Dataset excerpts =
* * *

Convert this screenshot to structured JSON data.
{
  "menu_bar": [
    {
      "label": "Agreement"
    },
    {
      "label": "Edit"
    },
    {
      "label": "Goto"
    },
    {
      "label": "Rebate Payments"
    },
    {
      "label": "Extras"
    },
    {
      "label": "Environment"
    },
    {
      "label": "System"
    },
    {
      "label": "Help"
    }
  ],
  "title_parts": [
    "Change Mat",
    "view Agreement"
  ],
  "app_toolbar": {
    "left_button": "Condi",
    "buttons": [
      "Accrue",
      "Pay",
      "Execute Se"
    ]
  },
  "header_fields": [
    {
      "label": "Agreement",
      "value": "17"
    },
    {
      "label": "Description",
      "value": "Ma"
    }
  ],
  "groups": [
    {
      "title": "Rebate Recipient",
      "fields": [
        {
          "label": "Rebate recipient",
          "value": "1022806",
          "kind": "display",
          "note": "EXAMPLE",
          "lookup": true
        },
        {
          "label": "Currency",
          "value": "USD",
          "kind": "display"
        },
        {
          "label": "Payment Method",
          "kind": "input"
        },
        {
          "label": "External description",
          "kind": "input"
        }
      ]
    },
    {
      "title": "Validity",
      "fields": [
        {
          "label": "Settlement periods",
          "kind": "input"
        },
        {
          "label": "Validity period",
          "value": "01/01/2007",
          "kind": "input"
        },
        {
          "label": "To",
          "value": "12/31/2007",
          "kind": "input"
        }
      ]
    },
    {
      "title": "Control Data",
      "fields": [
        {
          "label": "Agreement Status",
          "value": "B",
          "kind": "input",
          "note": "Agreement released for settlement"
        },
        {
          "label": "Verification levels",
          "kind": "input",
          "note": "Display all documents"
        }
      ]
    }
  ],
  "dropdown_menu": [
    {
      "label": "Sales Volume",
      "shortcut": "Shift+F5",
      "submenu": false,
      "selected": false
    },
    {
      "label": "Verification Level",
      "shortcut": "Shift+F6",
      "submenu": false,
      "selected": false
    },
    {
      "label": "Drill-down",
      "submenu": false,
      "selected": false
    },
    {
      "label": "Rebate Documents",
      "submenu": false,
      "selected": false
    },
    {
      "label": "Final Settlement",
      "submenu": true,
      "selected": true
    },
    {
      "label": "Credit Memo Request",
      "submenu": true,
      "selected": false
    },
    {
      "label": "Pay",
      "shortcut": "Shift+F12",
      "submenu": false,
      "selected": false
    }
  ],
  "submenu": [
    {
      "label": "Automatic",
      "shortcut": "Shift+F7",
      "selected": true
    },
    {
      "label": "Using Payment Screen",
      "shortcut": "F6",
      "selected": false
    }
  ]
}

* * *

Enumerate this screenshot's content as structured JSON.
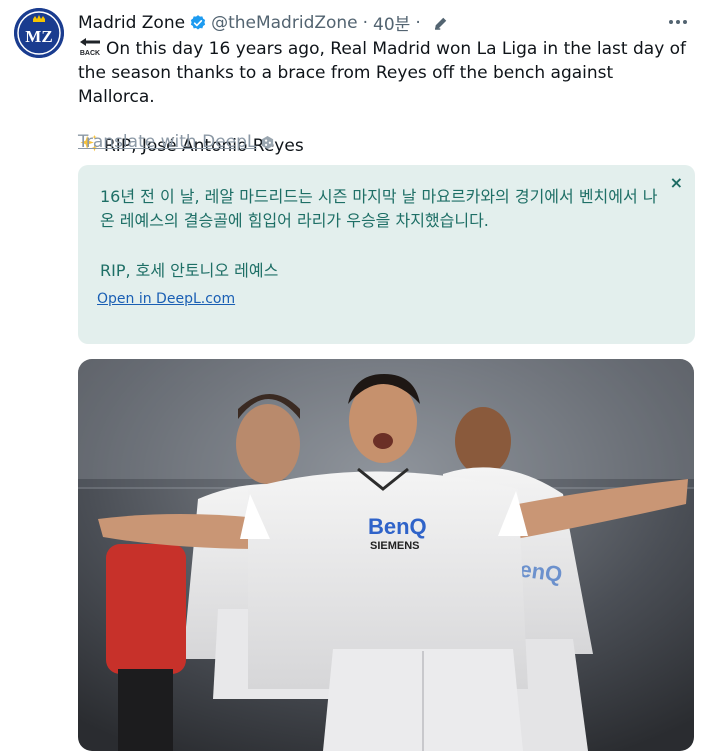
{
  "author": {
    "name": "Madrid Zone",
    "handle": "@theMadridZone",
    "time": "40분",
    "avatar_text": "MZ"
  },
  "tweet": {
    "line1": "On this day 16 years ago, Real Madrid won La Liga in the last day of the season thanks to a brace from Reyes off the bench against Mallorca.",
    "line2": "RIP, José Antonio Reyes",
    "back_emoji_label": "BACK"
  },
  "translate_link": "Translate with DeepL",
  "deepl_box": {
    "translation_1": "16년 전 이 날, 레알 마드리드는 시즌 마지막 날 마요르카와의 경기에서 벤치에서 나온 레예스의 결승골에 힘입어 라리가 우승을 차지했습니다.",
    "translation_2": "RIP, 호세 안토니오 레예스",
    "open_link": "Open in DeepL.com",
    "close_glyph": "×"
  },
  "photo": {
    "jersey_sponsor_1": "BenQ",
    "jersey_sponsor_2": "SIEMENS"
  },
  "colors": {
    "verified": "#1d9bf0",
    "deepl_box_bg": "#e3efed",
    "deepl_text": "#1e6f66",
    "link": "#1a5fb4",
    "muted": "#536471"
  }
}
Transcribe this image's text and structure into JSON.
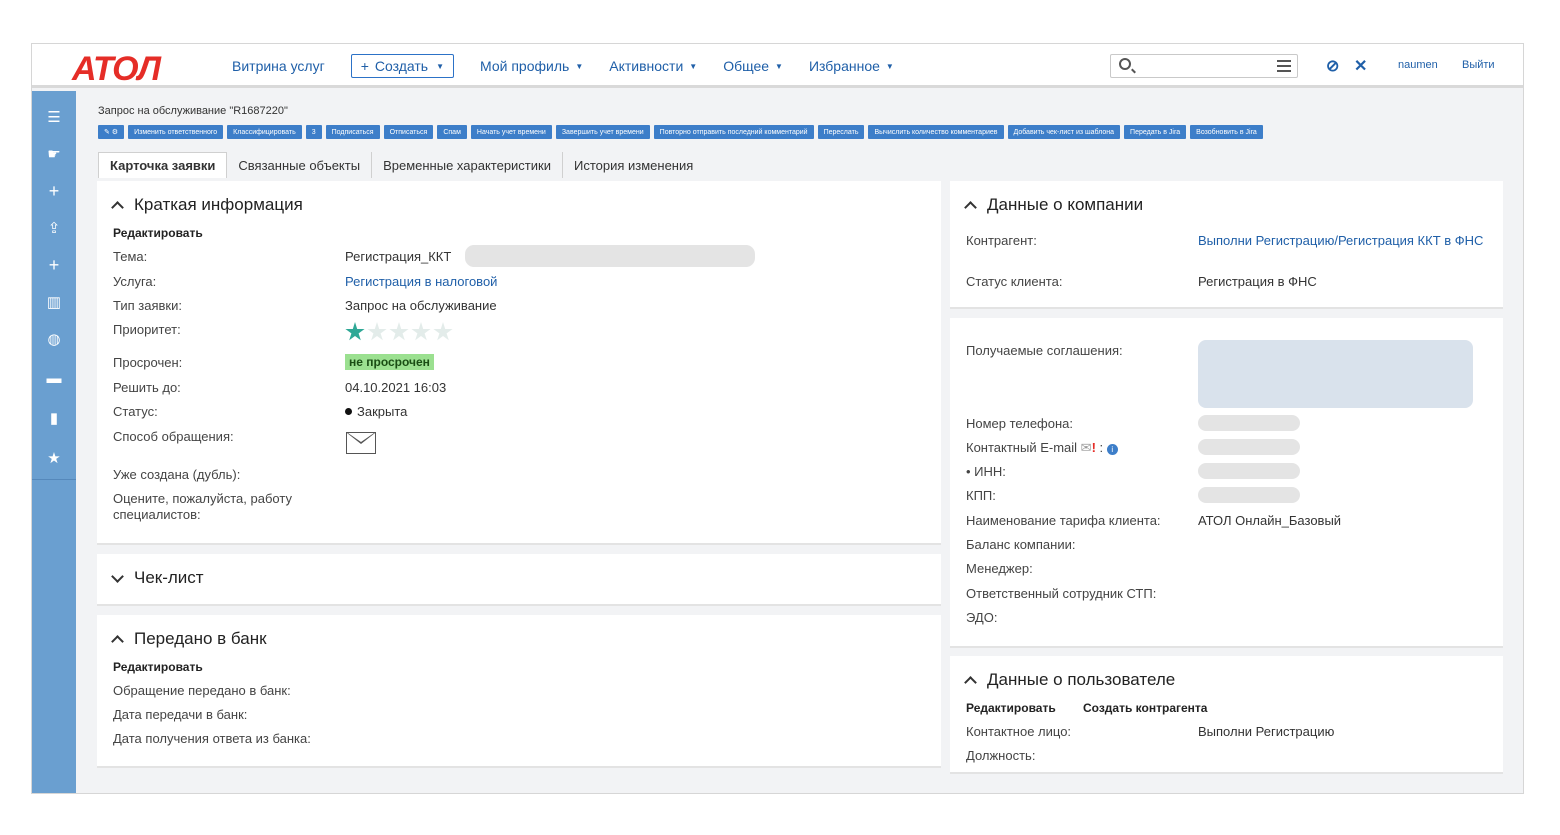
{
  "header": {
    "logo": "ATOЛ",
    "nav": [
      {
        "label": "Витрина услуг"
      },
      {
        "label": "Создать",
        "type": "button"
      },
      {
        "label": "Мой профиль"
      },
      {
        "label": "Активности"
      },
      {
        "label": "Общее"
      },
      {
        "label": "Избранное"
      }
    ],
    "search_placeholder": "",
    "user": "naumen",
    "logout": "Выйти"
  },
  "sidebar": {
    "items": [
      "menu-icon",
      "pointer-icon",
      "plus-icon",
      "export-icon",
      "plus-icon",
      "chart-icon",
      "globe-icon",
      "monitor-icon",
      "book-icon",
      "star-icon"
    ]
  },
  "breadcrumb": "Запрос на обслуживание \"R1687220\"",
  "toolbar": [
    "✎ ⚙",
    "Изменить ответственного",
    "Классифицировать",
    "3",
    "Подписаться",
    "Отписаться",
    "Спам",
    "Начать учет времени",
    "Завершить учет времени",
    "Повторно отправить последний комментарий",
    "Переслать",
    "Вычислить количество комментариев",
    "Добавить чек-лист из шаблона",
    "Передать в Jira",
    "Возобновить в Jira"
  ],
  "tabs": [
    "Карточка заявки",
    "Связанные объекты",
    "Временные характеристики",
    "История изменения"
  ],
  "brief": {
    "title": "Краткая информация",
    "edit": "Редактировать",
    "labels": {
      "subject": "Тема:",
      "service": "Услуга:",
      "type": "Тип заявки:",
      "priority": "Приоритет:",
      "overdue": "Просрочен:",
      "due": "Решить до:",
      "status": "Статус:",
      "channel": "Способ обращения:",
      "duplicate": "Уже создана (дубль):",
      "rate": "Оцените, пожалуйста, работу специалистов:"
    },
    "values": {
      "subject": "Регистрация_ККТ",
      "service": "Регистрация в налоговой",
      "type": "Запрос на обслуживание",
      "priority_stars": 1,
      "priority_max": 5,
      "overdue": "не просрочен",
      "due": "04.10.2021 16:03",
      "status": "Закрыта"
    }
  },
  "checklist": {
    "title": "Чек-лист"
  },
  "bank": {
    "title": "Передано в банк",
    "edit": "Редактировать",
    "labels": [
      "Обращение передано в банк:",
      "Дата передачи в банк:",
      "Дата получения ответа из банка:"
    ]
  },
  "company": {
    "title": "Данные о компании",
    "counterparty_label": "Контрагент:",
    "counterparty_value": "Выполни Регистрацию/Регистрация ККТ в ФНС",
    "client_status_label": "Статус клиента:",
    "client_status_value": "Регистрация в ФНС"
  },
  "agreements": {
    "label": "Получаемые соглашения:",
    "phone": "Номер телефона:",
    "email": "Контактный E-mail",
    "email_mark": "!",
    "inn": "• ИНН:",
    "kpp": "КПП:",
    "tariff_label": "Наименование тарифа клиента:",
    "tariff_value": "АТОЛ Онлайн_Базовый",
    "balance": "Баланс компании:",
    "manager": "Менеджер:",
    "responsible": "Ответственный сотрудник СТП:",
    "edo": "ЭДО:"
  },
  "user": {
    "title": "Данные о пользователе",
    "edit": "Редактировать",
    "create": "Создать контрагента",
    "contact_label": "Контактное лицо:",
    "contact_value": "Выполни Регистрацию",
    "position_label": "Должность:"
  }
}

* * *

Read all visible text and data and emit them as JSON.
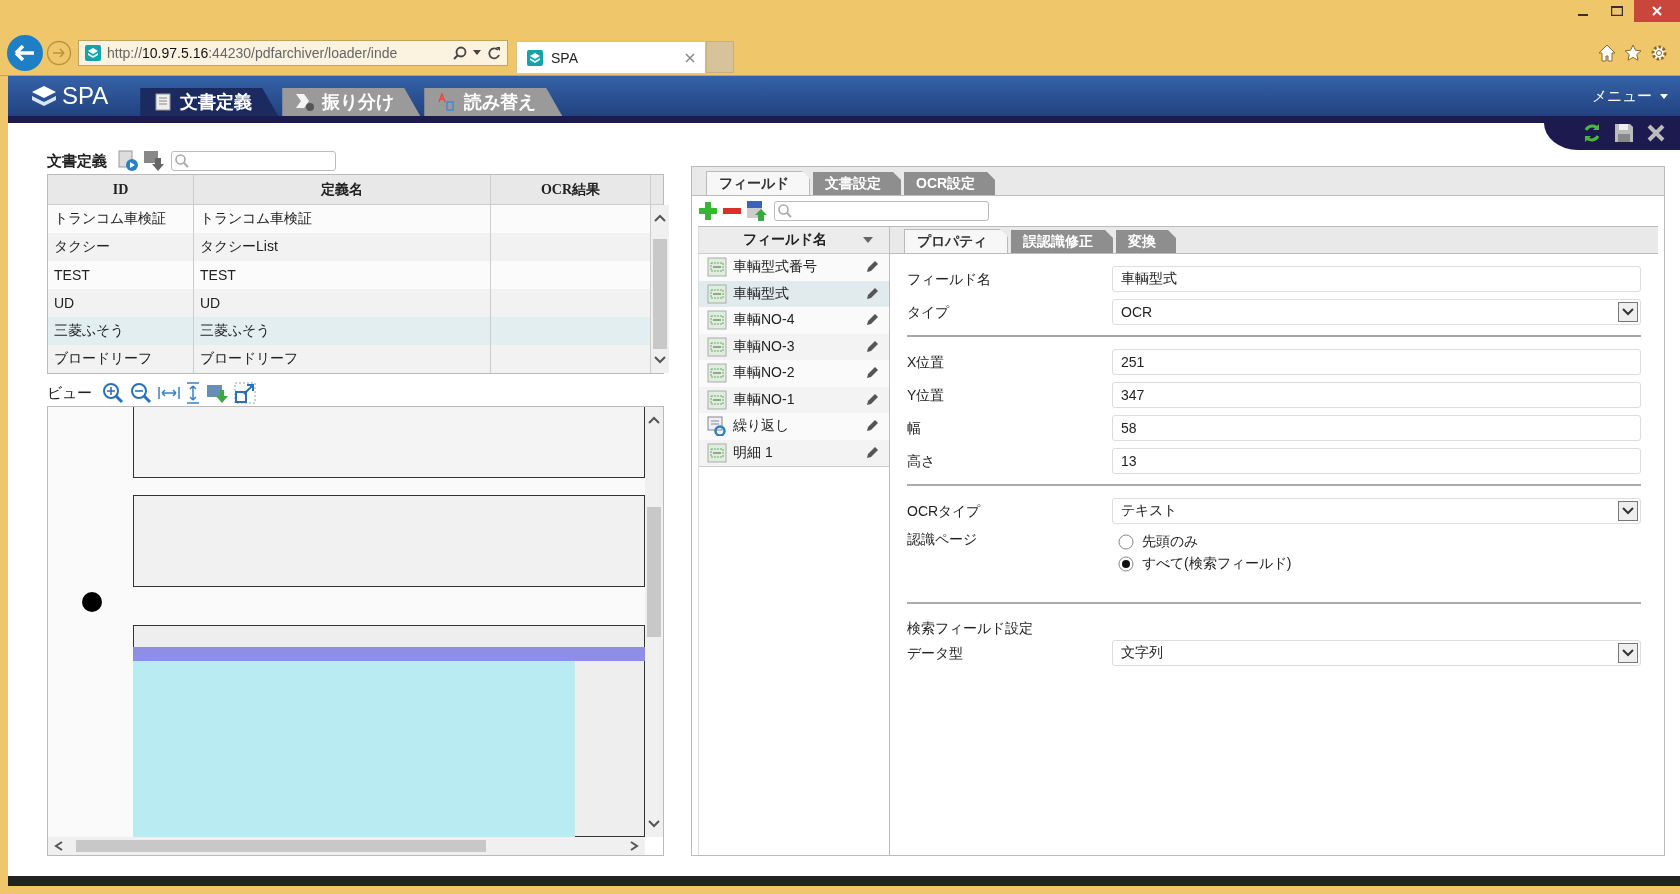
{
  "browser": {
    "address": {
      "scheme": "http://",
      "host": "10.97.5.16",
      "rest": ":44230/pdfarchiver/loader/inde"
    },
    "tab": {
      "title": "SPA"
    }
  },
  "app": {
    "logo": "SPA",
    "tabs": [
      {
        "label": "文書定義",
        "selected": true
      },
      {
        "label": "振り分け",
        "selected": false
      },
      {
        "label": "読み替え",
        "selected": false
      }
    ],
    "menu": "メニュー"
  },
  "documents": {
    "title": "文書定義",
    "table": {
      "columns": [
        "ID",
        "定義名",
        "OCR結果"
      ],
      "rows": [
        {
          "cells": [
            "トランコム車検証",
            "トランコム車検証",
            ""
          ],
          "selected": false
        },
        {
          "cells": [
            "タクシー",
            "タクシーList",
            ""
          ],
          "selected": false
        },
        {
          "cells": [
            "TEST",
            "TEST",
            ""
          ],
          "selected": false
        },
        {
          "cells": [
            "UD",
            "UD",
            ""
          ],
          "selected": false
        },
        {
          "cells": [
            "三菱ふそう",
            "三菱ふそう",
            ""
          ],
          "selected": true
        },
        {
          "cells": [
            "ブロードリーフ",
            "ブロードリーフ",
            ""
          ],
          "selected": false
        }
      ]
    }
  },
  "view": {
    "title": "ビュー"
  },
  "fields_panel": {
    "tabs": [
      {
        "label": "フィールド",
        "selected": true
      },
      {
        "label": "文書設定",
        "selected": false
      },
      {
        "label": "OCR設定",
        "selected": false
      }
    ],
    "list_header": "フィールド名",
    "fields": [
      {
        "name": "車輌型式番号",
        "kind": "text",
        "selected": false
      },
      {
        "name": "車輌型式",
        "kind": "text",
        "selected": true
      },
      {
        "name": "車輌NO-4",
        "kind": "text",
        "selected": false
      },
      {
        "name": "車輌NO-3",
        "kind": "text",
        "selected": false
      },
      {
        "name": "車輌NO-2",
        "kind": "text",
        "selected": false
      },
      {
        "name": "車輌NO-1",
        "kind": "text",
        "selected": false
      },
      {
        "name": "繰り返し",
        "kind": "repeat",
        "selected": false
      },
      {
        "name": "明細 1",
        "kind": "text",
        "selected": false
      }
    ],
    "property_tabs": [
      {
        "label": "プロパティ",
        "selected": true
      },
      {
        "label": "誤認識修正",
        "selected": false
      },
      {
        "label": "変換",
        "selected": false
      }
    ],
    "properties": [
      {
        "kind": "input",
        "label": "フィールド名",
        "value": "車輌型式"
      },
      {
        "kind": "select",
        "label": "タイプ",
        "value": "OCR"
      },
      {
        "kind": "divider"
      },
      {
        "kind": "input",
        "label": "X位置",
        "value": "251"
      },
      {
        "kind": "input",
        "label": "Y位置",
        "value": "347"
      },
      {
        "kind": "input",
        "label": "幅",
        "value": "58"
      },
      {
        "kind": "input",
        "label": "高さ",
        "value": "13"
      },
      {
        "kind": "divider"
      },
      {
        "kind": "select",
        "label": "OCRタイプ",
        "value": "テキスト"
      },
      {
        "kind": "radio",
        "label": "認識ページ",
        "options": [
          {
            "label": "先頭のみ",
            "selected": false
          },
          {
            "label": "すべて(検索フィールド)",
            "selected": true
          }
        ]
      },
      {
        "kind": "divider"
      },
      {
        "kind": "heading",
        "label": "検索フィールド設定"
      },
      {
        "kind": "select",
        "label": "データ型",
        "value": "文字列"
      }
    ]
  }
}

* * *

Task prompt =
Find the lines containing "учет" and list every one of them.

The solution =
    "Начать учет времени",
    "Завершить учет времени",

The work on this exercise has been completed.